Records from a data collection:
====

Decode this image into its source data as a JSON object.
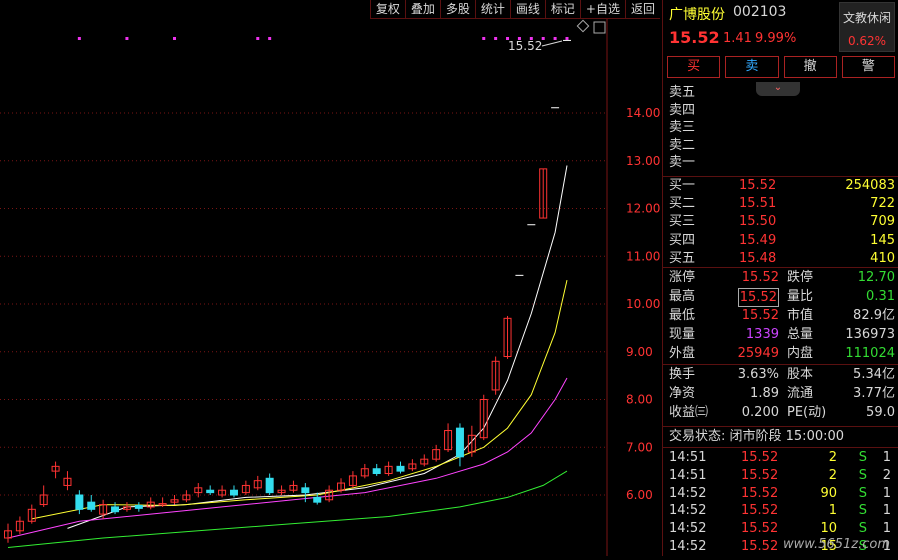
{
  "toolbar": {
    "items": [
      "复权",
      "叠加",
      "多股",
      "统计",
      "画线",
      "标记",
      "+自选",
      "返回"
    ]
  },
  "chart": {
    "price_labels": [
      "14.00",
      "13.00",
      "12.00",
      "11.00",
      "10.00",
      "9.00",
      "8.00",
      "7.00",
      "6.00"
    ],
    "high_annotation": "15.52"
  },
  "header": {
    "name": "广博股份",
    "code": "002103",
    "price": "15.52",
    "change": "1.41",
    "change_pct": "9.99%",
    "sector_name": "文教休闲",
    "sector_pct": "0.62%"
  },
  "actions": {
    "buy": "买",
    "sell": "卖",
    "cancel": "撤",
    "alert": "警"
  },
  "asks": [
    {
      "label": "卖五",
      "price": "",
      "vol": ""
    },
    {
      "label": "卖四",
      "price": "",
      "vol": ""
    },
    {
      "label": "卖三",
      "price": "",
      "vol": ""
    },
    {
      "label": "卖二",
      "price": "",
      "vol": ""
    },
    {
      "label": "卖一",
      "price": "",
      "vol": ""
    }
  ],
  "bids": [
    {
      "label": "买一",
      "price": "15.52",
      "vol": "254083"
    },
    {
      "label": "买二",
      "price": "15.51",
      "vol": "722"
    },
    {
      "label": "买三",
      "price": "15.50",
      "vol": "709"
    },
    {
      "label": "买四",
      "price": "15.49",
      "vol": "145"
    },
    {
      "label": "买五",
      "price": "15.48",
      "vol": "410"
    }
  ],
  "stats": [
    {
      "l1": "涨停",
      "v1": "15.52",
      "l2": "跌停",
      "v2": "12.70"
    },
    {
      "l1": "最高",
      "v1": "15.52",
      "l2": "量比",
      "v2": "0.31"
    },
    {
      "l1": "最低",
      "v1": "15.52",
      "l2": "市值",
      "v2": "82.9亿"
    },
    {
      "l1": "现量",
      "v1": "1339",
      "l2": "总量",
      "v2": "136973"
    },
    {
      "l1": "外盘",
      "v1": "25949",
      "l2": "内盘",
      "v2": "111024"
    }
  ],
  "fund": [
    {
      "l1": "换手",
      "v1": "3.63%",
      "l2": "股本",
      "v2": "5.34亿"
    },
    {
      "l1": "净资",
      "v1": "1.89",
      "l2": "流通",
      "v2": "3.77亿"
    },
    {
      "l1": "收益㈢",
      "v1": "0.200",
      "l2": "PE(动)",
      "v2": "59.0"
    }
  ],
  "status": "交易状态: 闭市阶段 15:00:00",
  "ticks": [
    {
      "t": "14:51",
      "p": "15.52",
      "v": "2",
      "s": "S",
      "n": "1"
    },
    {
      "t": "14:51",
      "p": "15.52",
      "v": "2",
      "s": "S",
      "n": "2"
    },
    {
      "t": "14:52",
      "p": "15.52",
      "v": "90",
      "s": "S",
      "n": "1"
    },
    {
      "t": "14:52",
      "p": "15.52",
      "v": "1",
      "s": "S",
      "n": "1"
    },
    {
      "t": "14:52",
      "p": "15.52",
      "v": "10",
      "s": "S",
      "n": "1"
    },
    {
      "t": "14:52",
      "p": "15.52",
      "v": "15",
      "s": "S",
      "n": "1"
    }
  ],
  "watermark": "www.5651z.com",
  "chart_data": {
    "type": "candlestick",
    "y_range": [
      5.0,
      16.0
    ],
    "candles": [
      [
        5.1,
        5.25,
        5.4,
        5.0
      ],
      [
        5.25,
        5.45,
        5.55,
        5.18
      ],
      [
        5.45,
        5.7,
        5.8,
        5.4
      ],
      [
        5.8,
        6.0,
        6.2,
        5.75
      ],
      [
        6.5,
        6.6,
        6.7,
        6.35
      ],
      [
        6.2,
        6.35,
        6.5,
        6.1
      ],
      [
        6.0,
        5.7,
        6.1,
        5.6
      ],
      [
        5.85,
        5.7,
        6.0,
        5.65
      ],
      [
        5.6,
        5.8,
        5.9,
        5.5
      ],
      [
        5.75,
        5.65,
        5.85,
        5.6
      ],
      [
        5.7,
        5.75,
        5.85,
        5.65
      ],
      [
        5.78,
        5.72,
        5.85,
        5.65
      ],
      [
        5.75,
        5.85,
        5.95,
        5.7
      ],
      [
        5.8,
        5.82,
        5.95,
        5.75
      ],
      [
        5.85,
        5.9,
        6.0,
        5.8
      ],
      [
        5.9,
        6.0,
        6.1,
        5.85
      ],
      [
        6.05,
        6.15,
        6.25,
        5.95
      ],
      [
        6.1,
        6.05,
        6.2,
        6.0
      ],
      [
        6.0,
        6.1,
        6.2,
        5.95
      ],
      [
        6.1,
        6.0,
        6.2,
        5.95
      ],
      [
        6.05,
        6.2,
        6.3,
        6.0
      ],
      [
        6.15,
        6.3,
        6.4,
        6.1
      ],
      [
        6.35,
        6.05,
        6.45,
        6.0
      ],
      [
        6.05,
        6.1,
        6.2,
        6.0
      ],
      [
        6.1,
        6.2,
        6.3,
        6.05
      ],
      [
        6.15,
        6.05,
        6.25,
        5.85
      ],
      [
        5.95,
        5.85,
        6.05,
        5.8
      ],
      [
        5.9,
        6.1,
        6.2,
        5.85
      ],
      [
        6.1,
        6.25,
        6.35,
        6.05
      ],
      [
        6.2,
        6.4,
        6.5,
        6.15
      ],
      [
        6.4,
        6.55,
        6.65,
        6.35
      ],
      [
        6.55,
        6.45,
        6.65,
        6.4
      ],
      [
        6.45,
        6.6,
        6.7,
        6.4
      ],
      [
        6.6,
        6.5,
        6.7,
        6.45
      ],
      [
        6.55,
        6.65,
        6.75,
        6.5
      ],
      [
        6.65,
        6.75,
        6.85,
        6.6
      ],
      [
        6.75,
        6.95,
        7.05,
        6.7
      ],
      [
        6.95,
        7.35,
        7.5,
        6.9
      ],
      [
        7.4,
        6.8,
        7.5,
        6.6
      ],
      [
        6.9,
        7.25,
        7.45,
        6.8
      ],
      [
        7.2,
        8.0,
        8.1,
        7.15
      ],
      [
        8.2,
        8.8,
        8.9,
        8.1
      ],
      [
        8.9,
        9.7,
        9.75,
        8.85
      ],
      [
        10.6,
        10.6,
        10.6,
        10.6
      ],
      [
        11.66,
        11.66,
        11.66,
        11.66
      ],
      [
        11.8,
        12.83,
        12.83,
        11.8
      ],
      [
        14.11,
        14.11,
        14.11,
        14.11
      ],
      [
        15.52,
        15.52,
        15.52,
        15.52
      ]
    ],
    "ma_series": [
      {
        "color": "#ffffff",
        "points": [
          [
            5,
            5.3
          ],
          [
            10,
            5.75
          ],
          [
            15,
            5.8
          ],
          [
            20,
            5.95
          ],
          [
            25,
            6.0
          ],
          [
            30,
            6.15
          ],
          [
            35,
            6.45
          ],
          [
            38,
            6.85
          ],
          [
            40,
            7.4
          ],
          [
            42,
            8.4
          ],
          [
            44,
            9.8
          ],
          [
            46,
            11.5
          ],
          [
            47,
            12.9
          ]
        ]
      },
      {
        "color": "#ffff33",
        "points": [
          [
            2,
            5.5
          ],
          [
            8,
            5.8
          ],
          [
            14,
            5.78
          ],
          [
            20,
            5.9
          ],
          [
            26,
            6.0
          ],
          [
            32,
            6.3
          ],
          [
            36,
            6.6
          ],
          [
            40,
            7.0
          ],
          [
            42,
            7.4
          ],
          [
            44,
            8.1
          ],
          [
            46,
            9.4
          ],
          [
            47,
            10.5
          ]
        ]
      },
      {
        "color": "#ff44ff",
        "points": [
          [
            0,
            5.1
          ],
          [
            6,
            5.45
          ],
          [
            12,
            5.6
          ],
          [
            18,
            5.75
          ],
          [
            24,
            5.9
          ],
          [
            30,
            6.05
          ],
          [
            36,
            6.35
          ],
          [
            40,
            6.65
          ],
          [
            42,
            6.9
          ],
          [
            44,
            7.3
          ],
          [
            46,
            8.0
          ],
          [
            47,
            8.45
          ]
        ]
      },
      {
        "color": "#33ee33",
        "points": [
          [
            0,
            4.9
          ],
          [
            8,
            5.1
          ],
          [
            16,
            5.25
          ],
          [
            24,
            5.4
          ],
          [
            32,
            5.55
          ],
          [
            38,
            5.75
          ],
          [
            42,
            5.95
          ],
          [
            45,
            6.2
          ],
          [
            47,
            6.5
          ]
        ]
      }
    ],
    "markers_pink": [
      6,
      10,
      14,
      21,
      22,
      40,
      41,
      42,
      43,
      44,
      45,
      46,
      47
    ]
  }
}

====

From the entries above, extract every line where the word "color" appears.

        "color": "#ffffff",
        "color": "#ffff33",
        "color": "#ff44ff",
        "color": "#33ee33",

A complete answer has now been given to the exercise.